╭──
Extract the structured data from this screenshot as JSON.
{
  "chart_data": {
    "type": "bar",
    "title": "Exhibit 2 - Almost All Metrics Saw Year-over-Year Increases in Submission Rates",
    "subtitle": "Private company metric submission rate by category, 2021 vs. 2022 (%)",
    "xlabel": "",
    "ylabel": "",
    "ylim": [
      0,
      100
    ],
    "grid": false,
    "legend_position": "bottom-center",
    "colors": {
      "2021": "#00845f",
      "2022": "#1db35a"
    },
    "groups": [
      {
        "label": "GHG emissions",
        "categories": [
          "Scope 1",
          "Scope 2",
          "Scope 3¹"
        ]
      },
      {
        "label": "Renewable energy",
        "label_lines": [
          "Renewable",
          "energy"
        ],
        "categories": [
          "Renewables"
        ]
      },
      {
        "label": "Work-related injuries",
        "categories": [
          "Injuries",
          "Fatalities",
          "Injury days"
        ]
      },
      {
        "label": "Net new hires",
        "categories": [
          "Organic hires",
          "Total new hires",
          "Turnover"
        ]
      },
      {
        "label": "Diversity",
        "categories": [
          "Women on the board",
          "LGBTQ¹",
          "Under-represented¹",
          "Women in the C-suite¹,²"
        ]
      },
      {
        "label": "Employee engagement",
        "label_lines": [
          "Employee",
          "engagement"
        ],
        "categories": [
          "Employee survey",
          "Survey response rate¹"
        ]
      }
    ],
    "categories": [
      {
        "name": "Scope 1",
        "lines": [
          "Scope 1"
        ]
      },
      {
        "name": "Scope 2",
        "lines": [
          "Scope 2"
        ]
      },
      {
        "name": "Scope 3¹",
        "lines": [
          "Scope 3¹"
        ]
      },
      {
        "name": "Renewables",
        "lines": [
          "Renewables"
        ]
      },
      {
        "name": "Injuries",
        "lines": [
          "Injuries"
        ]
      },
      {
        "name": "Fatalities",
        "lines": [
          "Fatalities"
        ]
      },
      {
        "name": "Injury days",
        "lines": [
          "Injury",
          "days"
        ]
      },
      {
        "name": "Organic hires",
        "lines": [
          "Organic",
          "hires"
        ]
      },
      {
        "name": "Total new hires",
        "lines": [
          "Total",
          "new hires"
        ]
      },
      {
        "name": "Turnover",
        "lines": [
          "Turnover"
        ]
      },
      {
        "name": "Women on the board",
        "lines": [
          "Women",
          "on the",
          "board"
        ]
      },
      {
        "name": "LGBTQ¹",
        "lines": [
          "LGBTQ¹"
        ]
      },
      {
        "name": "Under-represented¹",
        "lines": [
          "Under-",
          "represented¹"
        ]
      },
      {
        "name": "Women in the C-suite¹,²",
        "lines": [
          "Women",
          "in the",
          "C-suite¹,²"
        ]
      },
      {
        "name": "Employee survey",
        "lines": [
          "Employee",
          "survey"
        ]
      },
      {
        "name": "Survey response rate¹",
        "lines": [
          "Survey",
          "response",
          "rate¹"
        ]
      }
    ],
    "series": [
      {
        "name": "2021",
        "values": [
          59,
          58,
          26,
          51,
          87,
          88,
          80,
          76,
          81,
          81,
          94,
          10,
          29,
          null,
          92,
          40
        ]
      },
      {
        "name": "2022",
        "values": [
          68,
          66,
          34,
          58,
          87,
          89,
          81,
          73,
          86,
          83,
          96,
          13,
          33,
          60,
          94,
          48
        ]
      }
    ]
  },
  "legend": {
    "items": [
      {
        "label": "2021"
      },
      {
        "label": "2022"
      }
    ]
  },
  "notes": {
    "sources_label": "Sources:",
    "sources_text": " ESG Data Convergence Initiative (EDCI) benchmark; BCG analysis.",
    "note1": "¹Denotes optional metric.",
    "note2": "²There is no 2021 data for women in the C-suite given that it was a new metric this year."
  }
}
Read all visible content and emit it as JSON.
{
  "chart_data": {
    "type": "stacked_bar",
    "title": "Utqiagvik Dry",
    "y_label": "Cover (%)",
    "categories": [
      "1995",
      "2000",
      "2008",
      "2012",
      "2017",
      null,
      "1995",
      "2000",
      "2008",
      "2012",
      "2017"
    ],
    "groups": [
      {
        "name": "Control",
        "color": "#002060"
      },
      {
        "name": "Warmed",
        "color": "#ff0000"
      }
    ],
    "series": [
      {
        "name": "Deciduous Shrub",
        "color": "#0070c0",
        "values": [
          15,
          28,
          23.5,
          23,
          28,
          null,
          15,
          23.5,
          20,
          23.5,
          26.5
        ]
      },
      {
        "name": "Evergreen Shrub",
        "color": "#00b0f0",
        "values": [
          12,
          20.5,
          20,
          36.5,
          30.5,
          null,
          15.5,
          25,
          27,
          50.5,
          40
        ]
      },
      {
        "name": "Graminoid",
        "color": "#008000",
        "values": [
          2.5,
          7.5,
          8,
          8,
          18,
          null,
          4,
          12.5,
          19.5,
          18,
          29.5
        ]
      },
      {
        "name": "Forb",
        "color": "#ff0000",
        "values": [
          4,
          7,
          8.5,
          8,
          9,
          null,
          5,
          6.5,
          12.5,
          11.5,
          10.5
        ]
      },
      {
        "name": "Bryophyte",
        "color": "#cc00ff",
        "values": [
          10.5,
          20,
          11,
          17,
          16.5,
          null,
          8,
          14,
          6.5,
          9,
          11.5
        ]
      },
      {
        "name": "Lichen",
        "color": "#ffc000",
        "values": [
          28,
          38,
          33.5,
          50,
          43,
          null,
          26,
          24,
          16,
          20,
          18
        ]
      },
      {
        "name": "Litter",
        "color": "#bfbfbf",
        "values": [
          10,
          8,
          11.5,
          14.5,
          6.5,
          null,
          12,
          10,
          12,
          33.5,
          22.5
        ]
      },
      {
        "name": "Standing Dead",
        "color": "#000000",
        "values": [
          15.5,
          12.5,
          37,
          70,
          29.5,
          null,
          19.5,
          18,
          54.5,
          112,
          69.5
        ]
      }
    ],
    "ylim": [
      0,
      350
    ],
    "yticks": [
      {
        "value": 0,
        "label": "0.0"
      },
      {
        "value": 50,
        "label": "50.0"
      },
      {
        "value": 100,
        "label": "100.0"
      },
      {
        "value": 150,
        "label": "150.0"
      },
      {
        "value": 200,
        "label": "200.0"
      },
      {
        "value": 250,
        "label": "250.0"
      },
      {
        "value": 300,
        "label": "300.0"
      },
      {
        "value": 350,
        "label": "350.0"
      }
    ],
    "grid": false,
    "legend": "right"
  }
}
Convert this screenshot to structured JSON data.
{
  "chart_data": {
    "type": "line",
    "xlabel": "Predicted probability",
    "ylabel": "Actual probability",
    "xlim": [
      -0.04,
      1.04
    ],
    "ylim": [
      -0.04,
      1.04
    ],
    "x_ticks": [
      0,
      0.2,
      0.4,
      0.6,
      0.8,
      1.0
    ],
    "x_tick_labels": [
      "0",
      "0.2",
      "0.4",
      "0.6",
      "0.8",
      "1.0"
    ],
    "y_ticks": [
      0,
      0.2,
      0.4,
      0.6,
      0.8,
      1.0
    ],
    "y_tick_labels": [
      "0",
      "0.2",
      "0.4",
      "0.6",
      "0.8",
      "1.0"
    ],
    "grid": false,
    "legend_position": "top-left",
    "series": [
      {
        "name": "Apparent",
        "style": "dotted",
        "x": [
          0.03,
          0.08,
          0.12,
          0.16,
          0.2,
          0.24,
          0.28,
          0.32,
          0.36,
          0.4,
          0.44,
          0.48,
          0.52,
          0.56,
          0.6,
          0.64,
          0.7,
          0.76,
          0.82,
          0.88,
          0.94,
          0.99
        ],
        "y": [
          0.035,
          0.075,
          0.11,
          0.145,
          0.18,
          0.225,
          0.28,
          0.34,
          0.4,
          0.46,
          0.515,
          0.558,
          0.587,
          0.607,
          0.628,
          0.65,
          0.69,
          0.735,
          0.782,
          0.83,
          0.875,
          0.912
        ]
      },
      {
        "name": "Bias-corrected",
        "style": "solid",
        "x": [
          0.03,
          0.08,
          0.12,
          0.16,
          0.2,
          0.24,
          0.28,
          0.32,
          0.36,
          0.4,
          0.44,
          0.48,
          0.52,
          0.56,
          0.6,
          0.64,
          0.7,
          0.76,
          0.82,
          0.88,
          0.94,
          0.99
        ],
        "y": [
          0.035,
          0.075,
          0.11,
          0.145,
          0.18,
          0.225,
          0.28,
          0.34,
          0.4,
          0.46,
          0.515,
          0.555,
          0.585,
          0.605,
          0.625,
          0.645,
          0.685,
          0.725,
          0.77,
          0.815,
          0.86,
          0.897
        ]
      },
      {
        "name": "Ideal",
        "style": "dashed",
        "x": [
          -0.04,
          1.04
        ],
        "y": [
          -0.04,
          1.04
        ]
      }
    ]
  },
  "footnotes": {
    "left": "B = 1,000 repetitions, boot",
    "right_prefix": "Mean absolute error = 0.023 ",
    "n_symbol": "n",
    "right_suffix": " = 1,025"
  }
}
╰──
▸ **GIVEN INSTRUCTION**: Across the material above, how many lines include the string "Under"? Only the number is wanted.

▸ **EXPECTED ANSWER**: 3